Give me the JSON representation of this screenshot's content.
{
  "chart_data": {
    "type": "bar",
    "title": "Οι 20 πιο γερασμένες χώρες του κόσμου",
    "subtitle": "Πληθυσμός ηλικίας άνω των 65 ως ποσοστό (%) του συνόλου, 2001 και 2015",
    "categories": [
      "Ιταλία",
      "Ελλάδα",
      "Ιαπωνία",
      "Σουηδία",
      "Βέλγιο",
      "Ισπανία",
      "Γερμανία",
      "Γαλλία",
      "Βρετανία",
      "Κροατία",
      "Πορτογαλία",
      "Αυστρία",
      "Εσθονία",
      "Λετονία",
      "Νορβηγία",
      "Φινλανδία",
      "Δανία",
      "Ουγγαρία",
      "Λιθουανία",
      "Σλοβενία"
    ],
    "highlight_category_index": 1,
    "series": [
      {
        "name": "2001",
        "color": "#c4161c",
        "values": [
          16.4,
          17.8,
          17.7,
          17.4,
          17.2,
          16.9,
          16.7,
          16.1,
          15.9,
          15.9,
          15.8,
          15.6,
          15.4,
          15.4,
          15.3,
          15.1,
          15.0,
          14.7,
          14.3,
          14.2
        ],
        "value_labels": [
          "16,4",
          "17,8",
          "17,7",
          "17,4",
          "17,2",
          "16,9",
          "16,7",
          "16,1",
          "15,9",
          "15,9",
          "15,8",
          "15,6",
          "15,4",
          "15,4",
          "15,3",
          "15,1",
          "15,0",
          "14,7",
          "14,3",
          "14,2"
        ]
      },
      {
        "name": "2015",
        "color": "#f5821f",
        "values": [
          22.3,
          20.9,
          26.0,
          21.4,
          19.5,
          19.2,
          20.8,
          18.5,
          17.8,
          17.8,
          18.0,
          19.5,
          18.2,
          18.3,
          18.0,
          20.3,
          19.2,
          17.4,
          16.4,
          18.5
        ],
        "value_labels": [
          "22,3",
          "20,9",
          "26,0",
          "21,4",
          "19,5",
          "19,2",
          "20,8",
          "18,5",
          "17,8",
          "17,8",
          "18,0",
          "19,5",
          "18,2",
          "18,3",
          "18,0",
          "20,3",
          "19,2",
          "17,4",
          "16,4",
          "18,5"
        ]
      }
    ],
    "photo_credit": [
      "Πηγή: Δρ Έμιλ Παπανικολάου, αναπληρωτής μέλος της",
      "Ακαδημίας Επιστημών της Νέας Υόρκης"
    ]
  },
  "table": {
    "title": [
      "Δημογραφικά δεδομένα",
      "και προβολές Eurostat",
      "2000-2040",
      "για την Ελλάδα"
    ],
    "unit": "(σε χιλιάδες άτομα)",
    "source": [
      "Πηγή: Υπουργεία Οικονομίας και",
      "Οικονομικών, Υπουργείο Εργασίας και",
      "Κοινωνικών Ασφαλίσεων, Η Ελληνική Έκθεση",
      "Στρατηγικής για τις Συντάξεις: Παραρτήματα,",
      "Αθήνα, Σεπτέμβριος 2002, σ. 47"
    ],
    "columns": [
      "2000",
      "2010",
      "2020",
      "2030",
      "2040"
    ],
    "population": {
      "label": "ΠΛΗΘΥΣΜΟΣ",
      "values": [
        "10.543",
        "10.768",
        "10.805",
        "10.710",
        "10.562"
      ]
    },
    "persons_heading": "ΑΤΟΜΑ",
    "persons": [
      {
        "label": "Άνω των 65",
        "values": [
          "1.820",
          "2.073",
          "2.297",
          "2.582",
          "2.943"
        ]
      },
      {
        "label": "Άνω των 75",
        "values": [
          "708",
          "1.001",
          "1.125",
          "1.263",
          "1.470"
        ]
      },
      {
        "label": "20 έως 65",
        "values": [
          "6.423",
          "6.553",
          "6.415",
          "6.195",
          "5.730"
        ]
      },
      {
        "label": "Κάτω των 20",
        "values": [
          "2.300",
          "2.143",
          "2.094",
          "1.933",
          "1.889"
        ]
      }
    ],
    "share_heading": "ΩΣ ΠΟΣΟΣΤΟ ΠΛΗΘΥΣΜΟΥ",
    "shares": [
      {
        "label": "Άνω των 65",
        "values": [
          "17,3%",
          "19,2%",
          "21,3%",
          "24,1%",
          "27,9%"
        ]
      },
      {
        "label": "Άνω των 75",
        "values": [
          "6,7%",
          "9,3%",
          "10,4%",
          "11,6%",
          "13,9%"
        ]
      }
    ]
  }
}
□ □ □
Extract every entry above as it appears.

Give me the JSON representation of this screenshot's content.
{
  "chart_data": {
    "type": "bar",
    "title": "Οι 20 πιο γερασμένες χώρες του κόσμου",
    "subtitle": "Πληθυσμός ηλικίας άνω των 65 ως ποσοστό (%) του συνόλου, 2001 και 2015",
    "categories": [
      "Ιταλία",
      "Ελλάδα",
      "Ιαπωνία",
      "Σουηδία",
      "Βέλγιο",
      "Ισπανία",
      "Γερμανία",
      "Γαλλία",
      "Βρετανία",
      "Κροατία",
      "Πορτογαλία",
      "Αυστρία",
      "Εσθονία",
      "Λετονία",
      "Νορβηγία",
      "Φινλανδία",
      "Δανία",
      "Ουγγαρία",
      "Λιθουανία",
      "Σλοβενία"
    ],
    "highlight_category_index": 1,
    "series": [
      {
        "name": "2001",
        "color": "#c4161c",
        "values": [
          16.4,
          17.8,
          17.7,
          17.4,
          17.2,
          16.9,
          16.7,
          16.1,
          15.9,
          15.9,
          15.8,
          15.6,
          15.4,
          15.4,
          15.3,
          15.1,
          15.0,
          14.7,
          14.3,
          14.2
        ],
        "value_labels": [
          "16,4",
          "17,8",
          "17,7",
          "17,4",
          "17,2",
          "16,9",
          "16,7",
          "16,1",
          "15,9",
          "15,9",
          "15,8",
          "15,6",
          "15,4",
          "15,4",
          "15,3",
          "15,1",
          "15,0",
          "14,7",
          "14,3",
          "14,2"
        ]
      },
      {
        "name": "2015",
        "color": "#f5821f",
        "values": [
          22.3,
          20.9,
          26.0,
          21.4,
          19.5,
          19.2,
          20.8,
          18.5,
          17.8,
          17.8,
          18.0,
          19.5,
          18.2,
          18.3,
          18.0,
          20.3,
          19.2,
          17.4,
          16.4,
          18.5
        ],
        "value_labels": [
          "22,3",
          "20,9",
          "26,0",
          "21,4",
          "19,5",
          "19,2",
          "20,8",
          "18,5",
          "17,8",
          "17,8",
          "18,0",
          "19,5",
          "18,2",
          "18,3",
          "18,0",
          "20,3",
          "19,2",
          "17,4",
          "16,4",
          "18,5"
        ]
      }
    ],
    "photo_credit": [
      "Πηγή: Δρ Έμιλ Παπανικολάου, αναπληρωτής μέλος της",
      "Ακαδημίας Επιστημών της Νέας Υόρκης"
    ]
  },
  "table": {
    "title": [
      "Δημογραφικά δεδομένα",
      "και προβολές Eurostat",
      "2000-2040",
      "για την Ελλάδα"
    ],
    "unit": "(σε χιλιάδες άτομα)",
    "source": [
      "Πηγή: Υπουργεία Οικονομίας και",
      "Οικονομικών, Υπουργείο Εργασίας και",
      "Κοινωνικών Ασφαλίσεων, Η Ελληνική Έκθεση",
      "Στρατηγικής για τις Συντάξεις: Παραρτήματα,",
      "Αθήνα, Σεπτέμβριος 2002, σ. 47"
    ],
    "columns": [
      "2000",
      "2010",
      "2020",
      "2030",
      "2040"
    ],
    "population": {
      "label": "ΠΛΗΘΥΣΜΟΣ",
      "values": [
        "10.543",
        "10.768",
        "10.805",
        "10.710",
        "10.562"
      ]
    },
    "persons_heading": "ΑΤΟΜΑ",
    "persons": [
      {
        "label": "Άνω των 65",
        "values": [
          "1.820",
          "2.073",
          "2.297",
          "2.582",
          "2.943"
        ]
      },
      {
        "label": "Άνω των 75",
        "values": [
          "708",
          "1.001",
          "1.125",
          "1.263",
          "1.470"
        ]
      },
      {
        "label": "20 έως 65",
        "values": [
          "6.423",
          "6.553",
          "6.415",
          "6.195",
          "5.730"
        ]
      },
      {
        "label": "Κάτω των 20",
        "values": [
          "2.300",
          "2.143",
          "2.094",
          "1.933",
          "1.889"
        ]
      }
    ],
    "share_heading": "ΩΣ ΠΟΣΟΣΤΟ ΠΛΗΘΥΣΜΟΥ",
    "shares": [
      {
        "label": "Άνω των 65",
        "values": [
          "17,3%",
          "19,2%",
          "21,3%",
          "24,1%",
          "27,9%"
        ]
      },
      {
        "label": "Άνω των 75",
        "values": [
          "6,7%",
          "9,3%",
          "10,4%",
          "11,6%",
          "13,9%"
        ]
      }
    ]
  }
}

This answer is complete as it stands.